### TASK DETAILS
Print all the entries verbatim.

========

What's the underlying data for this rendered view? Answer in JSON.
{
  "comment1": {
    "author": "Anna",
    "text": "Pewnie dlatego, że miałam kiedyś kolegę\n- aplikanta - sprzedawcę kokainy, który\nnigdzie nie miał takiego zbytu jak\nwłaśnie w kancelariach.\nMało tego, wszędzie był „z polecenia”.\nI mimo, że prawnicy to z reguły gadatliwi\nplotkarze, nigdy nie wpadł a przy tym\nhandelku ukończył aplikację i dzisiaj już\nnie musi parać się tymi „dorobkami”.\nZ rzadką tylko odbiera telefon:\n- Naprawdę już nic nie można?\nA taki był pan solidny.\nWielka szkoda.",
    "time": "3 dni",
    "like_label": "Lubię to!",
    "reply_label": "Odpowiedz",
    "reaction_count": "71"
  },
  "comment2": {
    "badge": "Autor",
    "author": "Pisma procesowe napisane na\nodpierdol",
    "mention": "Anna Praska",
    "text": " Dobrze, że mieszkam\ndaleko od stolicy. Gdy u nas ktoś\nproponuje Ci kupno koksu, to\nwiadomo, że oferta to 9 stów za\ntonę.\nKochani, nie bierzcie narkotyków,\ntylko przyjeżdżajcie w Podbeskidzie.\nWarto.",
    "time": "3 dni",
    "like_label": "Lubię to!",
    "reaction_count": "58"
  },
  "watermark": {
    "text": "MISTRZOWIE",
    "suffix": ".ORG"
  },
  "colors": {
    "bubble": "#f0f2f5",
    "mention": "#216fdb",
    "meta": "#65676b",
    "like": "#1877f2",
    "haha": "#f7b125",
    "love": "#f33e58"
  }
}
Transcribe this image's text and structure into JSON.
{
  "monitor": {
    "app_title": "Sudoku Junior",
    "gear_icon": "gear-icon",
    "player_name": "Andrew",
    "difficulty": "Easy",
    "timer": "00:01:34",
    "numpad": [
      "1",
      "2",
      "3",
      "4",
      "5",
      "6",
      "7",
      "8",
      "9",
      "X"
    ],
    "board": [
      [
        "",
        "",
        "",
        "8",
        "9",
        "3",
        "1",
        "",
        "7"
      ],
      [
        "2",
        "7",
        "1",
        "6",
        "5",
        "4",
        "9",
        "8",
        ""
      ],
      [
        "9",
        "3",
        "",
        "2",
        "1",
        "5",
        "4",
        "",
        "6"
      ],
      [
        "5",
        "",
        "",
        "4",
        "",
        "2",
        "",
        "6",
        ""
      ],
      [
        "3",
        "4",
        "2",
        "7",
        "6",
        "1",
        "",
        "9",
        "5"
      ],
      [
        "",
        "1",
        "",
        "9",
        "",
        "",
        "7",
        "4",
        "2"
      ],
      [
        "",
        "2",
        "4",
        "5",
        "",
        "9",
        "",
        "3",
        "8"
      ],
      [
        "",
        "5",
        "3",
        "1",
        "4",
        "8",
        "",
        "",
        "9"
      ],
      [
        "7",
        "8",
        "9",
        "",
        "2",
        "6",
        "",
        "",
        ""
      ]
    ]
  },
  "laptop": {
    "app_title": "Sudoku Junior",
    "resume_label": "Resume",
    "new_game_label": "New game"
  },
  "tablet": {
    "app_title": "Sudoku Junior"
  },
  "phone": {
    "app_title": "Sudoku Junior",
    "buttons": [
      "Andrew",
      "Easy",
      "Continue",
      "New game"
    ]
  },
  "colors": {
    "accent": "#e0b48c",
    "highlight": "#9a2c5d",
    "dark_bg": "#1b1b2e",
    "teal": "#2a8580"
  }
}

========

### COMPLETED TASK
What's the underlying data for this rendered view? Answer in JSON.
{
  "comment1": {
    "author": "Anna",
    "text": "Pewnie dlatego, że miałam kiedyś kolegę\n- aplikanta - sprzedawcę kokainy, który\nnigdzie nie miał takiego zbytu jak\nwłaśnie w kancelariach.\nMało tego, wszędzie był „z polecenia”.\nI mimo, że prawnicy to z reguły gadatliwi\nplotkarze, nigdy nie wpadł a przy tym\nhandelku ukończył aplikację i dzisiaj już\nnie musi parać się tymi „dorobkami”.\nZ rzadką tylko odbiera telefon:\n- Naprawdę już nic nie można?\nA taki był pan solidny.\nWielka szkoda.",
    "time": "3 dni",
    "like_label": "Lubię to!",
    "reply_label": "Odpowiedz",
    "reaction_count": "71"
  },
  "comment2": {
    "badge": "Autor",
    "author": "Pisma procesowe napisane na\nodpierdol",
    "mention": "Anna Praska",
    "text": " Dobrze, że mieszkam\ndaleko od stolicy. Gdy u nas ktoś\nproponuje Ci kupno koksu, to\nwiadomo, że oferta to 9 stów za\ntonę.\nKochani, nie bierzcie narkotyków,\ntylko przyjeżdżajcie w Podbeskidzie.\nWarto.",
    "time": "3 dni",
    "like_label": "Lubię to!",
    "reaction_count": "58"
  },
  "watermark": {
    "text": "MISTRZOWIE",
    "suffix": ".ORG"
  },
  "colors": {
    "bubble": "#f0f2f5",
    "mention": "#216fdb",
    "meta": "#65676b",
    "like": "#1877f2",
    "haha": "#f7b125",
    "love": "#f33e58"
  }
}
Transcribe this image's text and structure into JSON.
{
  "monitor": {
    "app_title": "Sudoku Junior",
    "gear_icon": "gear-icon",
    "player_name": "Andrew",
    "difficulty": "Easy",
    "timer": "00:01:34",
    "numpad": [
      "1",
      "2",
      "3",
      "4",
      "5",
      "6",
      "7",
      "8",
      "9",
      "X"
    ],
    "board": [
      [
        "",
        "",
        "",
        "8",
        "9",
        "3",
        "1",
        "",
        "7"
      ],
      [
        "2",
        "7",
        "1",
        "6",
        "5",
        "4",
        "9",
        "8",
        ""
      ],
      [
        "9",
        "3",
        "",
        "2",
        "1",
        "5",
        "4",
        "",
        "6"
      ],
      [
        "5",
        "",
        "",
        "4",
        "",
        "2",
        "",
        "6",
        ""
      ],
      [
        "3",
        "4",
        "2",
        "7",
        "6",
        "1",
        "",
        "9",
        "5"
      ],
      [
        "",
        "1",
        "",
        "9",
        "",
        "",
        "7",
        "4",
        "2"
      ],
      [
        "",
        "2",
        "4",
        "5",
        "",
        "9",
        "",
        "3",
        "8"
      ],
      [
        "",
        "5",
        "3",
        "1",
        "4",
        "8",
        "",
        "",
        "9"
      ],
      [
        "7",
        "8",
        "9",
        "",
        "2",
        "6",
        "",
        "",
        ""
      ]
    ]
  },
  "laptop": {
    "app_title": "Sudoku Junior",
    "resume_label": "Resume",
    "new_game_label": "New game"
  },
  "tablet": {
    "app_title": "Sudoku Junior"
  },
  "phone": {
    "app_title": "Sudoku Junior",
    "buttons": [
      "Andrew",
      "Easy",
      "Continue",
      "New game"
    ]
  },
  "colors": {
    "accent": "#e0b48c",
    "highlight": "#9a2c5d",
    "dark_bg": "#1b1b2e",
    "teal": "#2a8580"
  }
}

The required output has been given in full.